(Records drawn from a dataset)
-- Opening Marker --
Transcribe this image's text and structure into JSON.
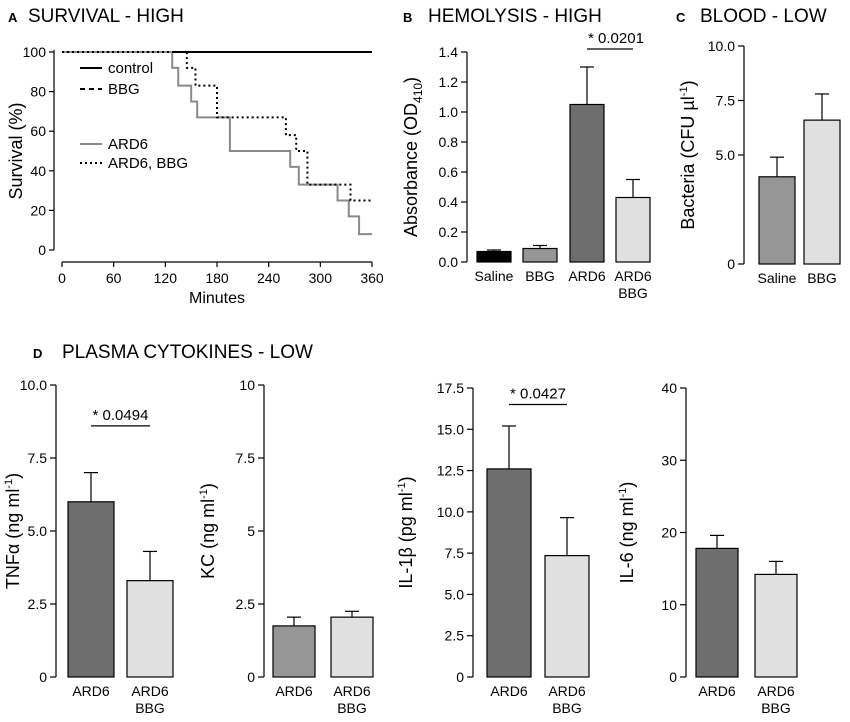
{
  "colors": {
    "black": "#000000",
    "dark_gray": "#6e6e6e",
    "mid_gray": "#969696",
    "light_gray": "#e0e0e0",
    "survival_gray": "#8a8a8a"
  },
  "chart_data": [
    {
      "id": "A",
      "letter": "A",
      "title": "SURVIVAL - HIGH",
      "type": "line",
      "xlabel": "Minutes",
      "ylabel": "Survival (%)",
      "xlim": [
        0,
        360
      ],
      "ylim": [
        0,
        100
      ],
      "xticks": [
        "0",
        "60",
        "120",
        "180",
        "240",
        "300",
        "360"
      ],
      "xtick_values": [
        0,
        60,
        120,
        180,
        240,
        300,
        360
      ],
      "yticks": [
        "0",
        "20",
        "40",
        "60",
        "80",
        "100"
      ],
      "ytick_values": [
        0,
        20,
        40,
        60,
        80,
        100
      ],
      "series": [
        {
          "name": "control",
          "style": "solid-black",
          "x": [
            0,
            360
          ],
          "y": [
            100,
            100
          ]
        },
        {
          "name": "BBG",
          "style": "dashed-black",
          "x": [
            0,
            360
          ],
          "y": [
            100,
            100
          ]
        },
        {
          "name": "ARD6",
          "style": "solid-gray",
          "x": [
            0,
            128,
            128,
            135,
            135,
            150,
            150,
            157,
            157,
            195,
            195,
            265,
            265,
            275,
            275,
            320,
            320,
            333,
            333,
            345,
            345,
            360
          ],
          "y": [
            100,
            100,
            92,
            92,
            83,
            83,
            75,
            75,
            67,
            67,
            50,
            50,
            42,
            42,
            33,
            33,
            25,
            25,
            17,
            17,
            8,
            8
          ]
        },
        {
          "name": "ARD6, BBG",
          "style": "dotted-black",
          "x": [
            0,
            145,
            145,
            155,
            155,
            180,
            180,
            225,
            225,
            260,
            260,
            272,
            272,
            285,
            285,
            335,
            335,
            360
          ],
          "y": [
            100,
            100,
            92,
            92,
            83,
            83,
            67,
            67,
            67,
            67,
            58,
            58,
            50,
            50,
            33,
            33,
            25,
            25
          ]
        }
      ]
    },
    {
      "id": "B",
      "letter": "B",
      "title": "HEMOLYSIS - HIGH",
      "type": "bar",
      "ylabel": "Absorbance (OD",
      "ylabel_sub": "410",
      "ylabel_end": ")",
      "ylim": [
        0,
        1.4
      ],
      "yticks": [
        "0.0",
        "0.2",
        "0.4",
        "0.6",
        "0.8",
        "1.0",
        "1.2",
        "1.4"
      ],
      "ytick_values": [
        0,
        0.2,
        0.4,
        0.6,
        0.8,
        1.0,
        1.2,
        1.4
      ],
      "categories": [
        [
          "Saline"
        ],
        [
          "BBG"
        ],
        [
          "ARD6"
        ],
        [
          "ARD6",
          "BBG"
        ]
      ],
      "values": [
        0.07,
        0.09,
        1.05,
        0.43
      ],
      "errors": [
        0.01,
        0.02,
        0.25,
        0.12
      ],
      "fills": [
        "black",
        "mid_gray",
        "dark_gray",
        "light_gray"
      ],
      "significance": {
        "from": 2,
        "to": 3,
        "label": "* 0.0201",
        "at": 1.42
      }
    },
    {
      "id": "C",
      "letter": "C",
      "title": "BLOOD - LOW",
      "type": "bar",
      "ylabel": "Bacteria (CFU µl",
      "ylabel_sup": "-1",
      "ylabel_end": ")",
      "ylim": [
        0,
        10
      ],
      "yticks": [
        "0",
        "5.0",
        "7.5",
        "10.0"
      ],
      "ytick_values": [
        0,
        5.0,
        7.5,
        10.0
      ],
      "categories": [
        [
          "Saline"
        ],
        [
          "BBG"
        ]
      ],
      "values": [
        4.0,
        6.6
      ],
      "errors": [
        0.9,
        1.2
      ],
      "fills": [
        "mid_gray",
        "light_gray"
      ]
    },
    {
      "id": "D1",
      "letter": "D",
      "title": "PLASMA CYTOKINES - LOW",
      "type": "bar",
      "ylabel": "TNFα (ng ml",
      "ylabel_sup": "-1",
      "ylabel_end": ")",
      "ylim": [
        0,
        10
      ],
      "yticks": [
        "0",
        "2.5",
        "5.0",
        "7.5",
        "10.0"
      ],
      "ytick_values": [
        0,
        2.5,
        5.0,
        7.5,
        10.0
      ],
      "categories": [
        [
          "ARD6"
        ],
        [
          "ARD6",
          "BBG"
        ]
      ],
      "values": [
        6.0,
        3.3
      ],
      "errors": [
        1.0,
        1.0
      ],
      "fills": [
        "dark_gray",
        "light_gray"
      ],
      "significance": {
        "from": 0,
        "to": 1,
        "label": "* 0.0494",
        "at": 8.6
      }
    },
    {
      "id": "D2",
      "type": "bar",
      "ylabel": "KC (ng ml",
      "ylabel_sup": "-1",
      "ylabel_end": ")",
      "ylim": [
        0,
        10
      ],
      "yticks": [
        "0",
        "2.5",
        "5",
        "7.5",
        "10"
      ],
      "ytick_values": [
        0,
        2.5,
        5,
        7.5,
        10
      ],
      "categories": [
        [
          "ARD6"
        ],
        [
          "ARD6",
          "BBG"
        ]
      ],
      "values": [
        1.75,
        2.05
      ],
      "errors": [
        0.3,
        0.2
      ],
      "fills": [
        "mid_gray",
        "light_gray"
      ]
    },
    {
      "id": "D3",
      "type": "bar",
      "ylabel": "IL-1β (pg ml",
      "ylabel_sup": "-1",
      "ylabel_end": ")",
      "ylim": [
        0,
        17.5
      ],
      "yticks": [
        "0",
        "2.5",
        "5.0",
        "7.5",
        "10.0",
        "12.5",
        "15.0",
        "17.5"
      ],
      "ytick_values": [
        0,
        2.5,
        5.0,
        7.5,
        10.0,
        12.5,
        15.0,
        17.5
      ],
      "categories": [
        [
          "ARD6"
        ],
        [
          "ARD6",
          "BBG"
        ]
      ],
      "values": [
        12.6,
        7.35
      ],
      "errors": [
        2.6,
        2.3
      ],
      "fills": [
        "dark_gray",
        "light_gray"
      ],
      "significance": {
        "from": 0,
        "to": 1,
        "label": "* 0.0427",
        "at": 16.5
      }
    },
    {
      "id": "D4",
      "type": "bar",
      "ylabel": "IL-6 (ng ml",
      "ylabel_sup": "-1",
      "ylabel_end": ")",
      "ylim": [
        0,
        40
      ],
      "yticks": [
        "0",
        "10",
        "20",
        "30",
        "40"
      ],
      "ytick_values": [
        0,
        10,
        20,
        30,
        40
      ],
      "categories": [
        [
          "ARD6"
        ],
        [
          "ARD6",
          "BBG"
        ]
      ],
      "values": [
        17.8,
        14.2
      ],
      "errors": [
        1.8,
        1.8
      ],
      "fills": [
        "dark_gray",
        "light_gray"
      ]
    }
  ]
}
-- Closing Marker --
How to complete this task
Could you restate every record above word for word, leaving the pictures out?

Result of this task
Transcribe this image's text and structure into JSON.
{
  "colors": {
    "black": "#000000",
    "dark_gray": "#6e6e6e",
    "mid_gray": "#969696",
    "light_gray": "#e0e0e0",
    "survival_gray": "#8a8a8a"
  },
  "chart_data": [
    {
      "id": "A",
      "letter": "A",
      "title": "SURVIVAL - HIGH",
      "type": "line",
      "xlabel": "Minutes",
      "ylabel": "Survival (%)",
      "xlim": [
        0,
        360
      ],
      "ylim": [
        0,
        100
      ],
      "xticks": [
        "0",
        "60",
        "120",
        "180",
        "240",
        "300",
        "360"
      ],
      "xtick_values": [
        0,
        60,
        120,
        180,
        240,
        300,
        360
      ],
      "yticks": [
        "0",
        "20",
        "40",
        "60",
        "80",
        "100"
      ],
      "ytick_values": [
        0,
        20,
        40,
        60,
        80,
        100
      ],
      "series": [
        {
          "name": "control",
          "style": "solid-black",
          "x": [
            0,
            360
          ],
          "y": [
            100,
            100
          ]
        },
        {
          "name": "BBG",
          "style": "dashed-black",
          "x": [
            0,
            360
          ],
          "y": [
            100,
            100
          ]
        },
        {
          "name": "ARD6",
          "style": "solid-gray",
          "x": [
            0,
            128,
            128,
            135,
            135,
            150,
            150,
            157,
            157,
            195,
            195,
            265,
            265,
            275,
            275,
            320,
            320,
            333,
            333,
            345,
            345,
            360
          ],
          "y": [
            100,
            100,
            92,
            92,
            83,
            83,
            75,
            75,
            67,
            67,
            50,
            50,
            42,
            42,
            33,
            33,
            25,
            25,
            17,
            17,
            8,
            8
          ]
        },
        {
          "name": "ARD6, BBG",
          "style": "dotted-black",
          "x": [
            0,
            145,
            145,
            155,
            155,
            180,
            180,
            225,
            225,
            260,
            260,
            272,
            272,
            285,
            285,
            335,
            335,
            360
          ],
          "y": [
            100,
            100,
            92,
            92,
            83,
            83,
            67,
            67,
            67,
            67,
            58,
            58,
            50,
            50,
            33,
            33,
            25,
            25
          ]
        }
      ]
    },
    {
      "id": "B",
      "letter": "B",
      "title": "HEMOLYSIS - HIGH",
      "type": "bar",
      "ylabel": "Absorbance (OD",
      "ylabel_sub": "410",
      "ylabel_end": ")",
      "ylim": [
        0,
        1.4
      ],
      "yticks": [
        "0.0",
        "0.2",
        "0.4",
        "0.6",
        "0.8",
        "1.0",
        "1.2",
        "1.4"
      ],
      "ytick_values": [
        0,
        0.2,
        0.4,
        0.6,
        0.8,
        1.0,
        1.2,
        1.4
      ],
      "categories": [
        [
          "Saline"
        ],
        [
          "BBG"
        ],
        [
          "ARD6"
        ],
        [
          "ARD6",
          "BBG"
        ]
      ],
      "values": [
        0.07,
        0.09,
        1.05,
        0.43
      ],
      "errors": [
        0.01,
        0.02,
        0.25,
        0.12
      ],
      "fills": [
        "black",
        "mid_gray",
        "dark_gray",
        "light_gray"
      ],
      "significance": {
        "from": 2,
        "to": 3,
        "label": "* 0.0201",
        "at": 1.42
      }
    },
    {
      "id": "C",
      "letter": "C",
      "title": "BLOOD - LOW",
      "type": "bar",
      "ylabel": "Bacteria (CFU µl",
      "ylabel_sup": "-1",
      "ylabel_end": ")",
      "ylim": [
        0,
        10
      ],
      "yticks": [
        "0",
        "5.0",
        "7.5",
        "10.0"
      ],
      "ytick_values": [
        0,
        5.0,
        7.5,
        10.0
      ],
      "categories": [
        [
          "Saline"
        ],
        [
          "BBG"
        ]
      ],
      "values": [
        4.0,
        6.6
      ],
      "errors": [
        0.9,
        1.2
      ],
      "fills": [
        "mid_gray",
        "light_gray"
      ]
    },
    {
      "id": "D1",
      "letter": "D",
      "title": "PLASMA CYTOKINES - LOW",
      "type": "bar",
      "ylabel": "TNFα (ng ml",
      "ylabel_sup": "-1",
      "ylabel_end": ")",
      "ylim": [
        0,
        10
      ],
      "yticks": [
        "0",
        "2.5",
        "5.0",
        "7.5",
        "10.0"
      ],
      "ytick_values": [
        0,
        2.5,
        5.0,
        7.5,
        10.0
      ],
      "categories": [
        [
          "ARD6"
        ],
        [
          "ARD6",
          "BBG"
        ]
      ],
      "values": [
        6.0,
        3.3
      ],
      "errors": [
        1.0,
        1.0
      ],
      "fills": [
        "dark_gray",
        "light_gray"
      ],
      "significance": {
        "from": 0,
        "to": 1,
        "label": "* 0.0494",
        "at": 8.6
      }
    },
    {
      "id": "D2",
      "type": "bar",
      "ylabel": "KC (ng ml",
      "ylabel_sup": "-1",
      "ylabel_end": ")",
      "ylim": [
        0,
        10
      ],
      "yticks": [
        "0",
        "2.5",
        "5",
        "7.5",
        "10"
      ],
      "ytick_values": [
        0,
        2.5,
        5,
        7.5,
        10
      ],
      "categories": [
        [
          "ARD6"
        ],
        [
          "ARD6",
          "BBG"
        ]
      ],
      "values": [
        1.75,
        2.05
      ],
      "errors": [
        0.3,
        0.2
      ],
      "fills": [
        "mid_gray",
        "light_gray"
      ]
    },
    {
      "id": "D3",
      "type": "bar",
      "ylabel": "IL-1β (pg ml",
      "ylabel_sup": "-1",
      "ylabel_end": ")",
      "ylim": [
        0,
        17.5
      ],
      "yticks": [
        "0",
        "2.5",
        "5.0",
        "7.5",
        "10.0",
        "12.5",
        "15.0",
        "17.5"
      ],
      "ytick_values": [
        0,
        2.5,
        5.0,
        7.5,
        10.0,
        12.5,
        15.0,
        17.5
      ],
      "categories": [
        [
          "ARD6"
        ],
        [
          "ARD6",
          "BBG"
        ]
      ],
      "values": [
        12.6,
        7.35
      ],
      "errors": [
        2.6,
        2.3
      ],
      "fills": [
        "dark_gray",
        "light_gray"
      ],
      "significance": {
        "from": 0,
        "to": 1,
        "label": "* 0.0427",
        "at": 16.5
      }
    },
    {
      "id": "D4",
      "type": "bar",
      "ylabel": "IL-6 (ng ml",
      "ylabel_sup": "-1",
      "ylabel_end": ")",
      "ylim": [
        0,
        40
      ],
      "yticks": [
        "0",
        "10",
        "20",
        "30",
        "40"
      ],
      "ytick_values": [
        0,
        10,
        20,
        30,
        40
      ],
      "categories": [
        [
          "ARD6"
        ],
        [
          "ARD6",
          "BBG"
        ]
      ],
      "values": [
        17.8,
        14.2
      ],
      "errors": [
        1.8,
        1.8
      ],
      "fills": [
        "dark_gray",
        "light_gray"
      ]
    }
  ]
}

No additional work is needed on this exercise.